Source records
-- START --
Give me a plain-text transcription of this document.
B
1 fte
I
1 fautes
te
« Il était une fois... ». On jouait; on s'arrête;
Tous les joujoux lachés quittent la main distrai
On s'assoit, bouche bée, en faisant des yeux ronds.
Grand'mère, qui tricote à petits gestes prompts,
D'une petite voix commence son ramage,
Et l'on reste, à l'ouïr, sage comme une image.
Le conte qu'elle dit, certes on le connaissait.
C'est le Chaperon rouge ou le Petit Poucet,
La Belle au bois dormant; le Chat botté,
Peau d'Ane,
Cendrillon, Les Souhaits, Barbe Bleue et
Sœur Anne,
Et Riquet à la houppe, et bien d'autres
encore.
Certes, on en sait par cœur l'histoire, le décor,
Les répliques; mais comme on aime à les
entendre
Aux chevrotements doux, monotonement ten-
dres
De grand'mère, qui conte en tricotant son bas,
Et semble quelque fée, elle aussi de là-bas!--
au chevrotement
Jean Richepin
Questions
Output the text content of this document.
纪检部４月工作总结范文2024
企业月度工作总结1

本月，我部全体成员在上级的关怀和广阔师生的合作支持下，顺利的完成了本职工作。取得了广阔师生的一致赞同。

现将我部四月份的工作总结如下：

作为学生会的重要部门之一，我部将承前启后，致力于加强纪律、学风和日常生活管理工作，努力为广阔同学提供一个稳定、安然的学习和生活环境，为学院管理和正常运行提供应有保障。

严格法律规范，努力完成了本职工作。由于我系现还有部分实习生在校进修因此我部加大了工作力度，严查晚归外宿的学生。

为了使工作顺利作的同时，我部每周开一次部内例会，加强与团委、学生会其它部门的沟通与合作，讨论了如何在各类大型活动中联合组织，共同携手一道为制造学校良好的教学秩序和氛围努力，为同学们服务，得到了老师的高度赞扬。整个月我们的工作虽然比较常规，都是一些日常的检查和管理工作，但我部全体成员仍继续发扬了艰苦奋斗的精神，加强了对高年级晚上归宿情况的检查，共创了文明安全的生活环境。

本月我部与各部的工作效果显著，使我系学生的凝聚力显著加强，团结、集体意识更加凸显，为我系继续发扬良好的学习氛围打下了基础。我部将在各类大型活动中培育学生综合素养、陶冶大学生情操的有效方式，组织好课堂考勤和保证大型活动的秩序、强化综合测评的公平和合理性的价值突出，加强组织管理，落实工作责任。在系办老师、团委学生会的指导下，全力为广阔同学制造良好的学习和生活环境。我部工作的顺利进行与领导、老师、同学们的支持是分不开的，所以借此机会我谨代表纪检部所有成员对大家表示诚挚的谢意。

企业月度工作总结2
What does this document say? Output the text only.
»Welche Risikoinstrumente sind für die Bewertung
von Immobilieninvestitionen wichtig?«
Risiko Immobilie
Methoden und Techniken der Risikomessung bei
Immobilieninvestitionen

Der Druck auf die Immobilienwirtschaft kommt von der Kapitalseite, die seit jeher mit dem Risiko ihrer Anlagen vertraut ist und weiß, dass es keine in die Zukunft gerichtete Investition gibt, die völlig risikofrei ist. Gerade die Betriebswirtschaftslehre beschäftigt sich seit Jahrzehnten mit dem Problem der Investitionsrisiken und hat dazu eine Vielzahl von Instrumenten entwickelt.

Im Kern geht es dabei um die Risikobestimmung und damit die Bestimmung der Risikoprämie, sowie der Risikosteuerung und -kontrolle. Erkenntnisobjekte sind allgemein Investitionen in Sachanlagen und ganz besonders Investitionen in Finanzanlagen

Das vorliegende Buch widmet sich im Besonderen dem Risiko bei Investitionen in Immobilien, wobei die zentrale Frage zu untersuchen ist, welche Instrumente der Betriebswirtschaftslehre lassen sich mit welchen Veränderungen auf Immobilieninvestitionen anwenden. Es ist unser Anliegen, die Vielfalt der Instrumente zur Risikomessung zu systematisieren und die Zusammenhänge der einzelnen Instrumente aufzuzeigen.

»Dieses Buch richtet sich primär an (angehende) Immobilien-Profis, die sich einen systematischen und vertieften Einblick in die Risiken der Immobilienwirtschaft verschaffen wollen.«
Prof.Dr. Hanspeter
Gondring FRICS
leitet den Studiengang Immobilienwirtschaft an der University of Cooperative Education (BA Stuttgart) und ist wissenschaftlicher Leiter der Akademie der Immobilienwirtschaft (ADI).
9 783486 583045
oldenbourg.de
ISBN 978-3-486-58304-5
-- END --
Challenge
Filter the records for lines holding the string "text". Copy each one.

The output
Give me a plain-text transcription of this document.
Output the text content of this document.
What does this document say? Output the text only.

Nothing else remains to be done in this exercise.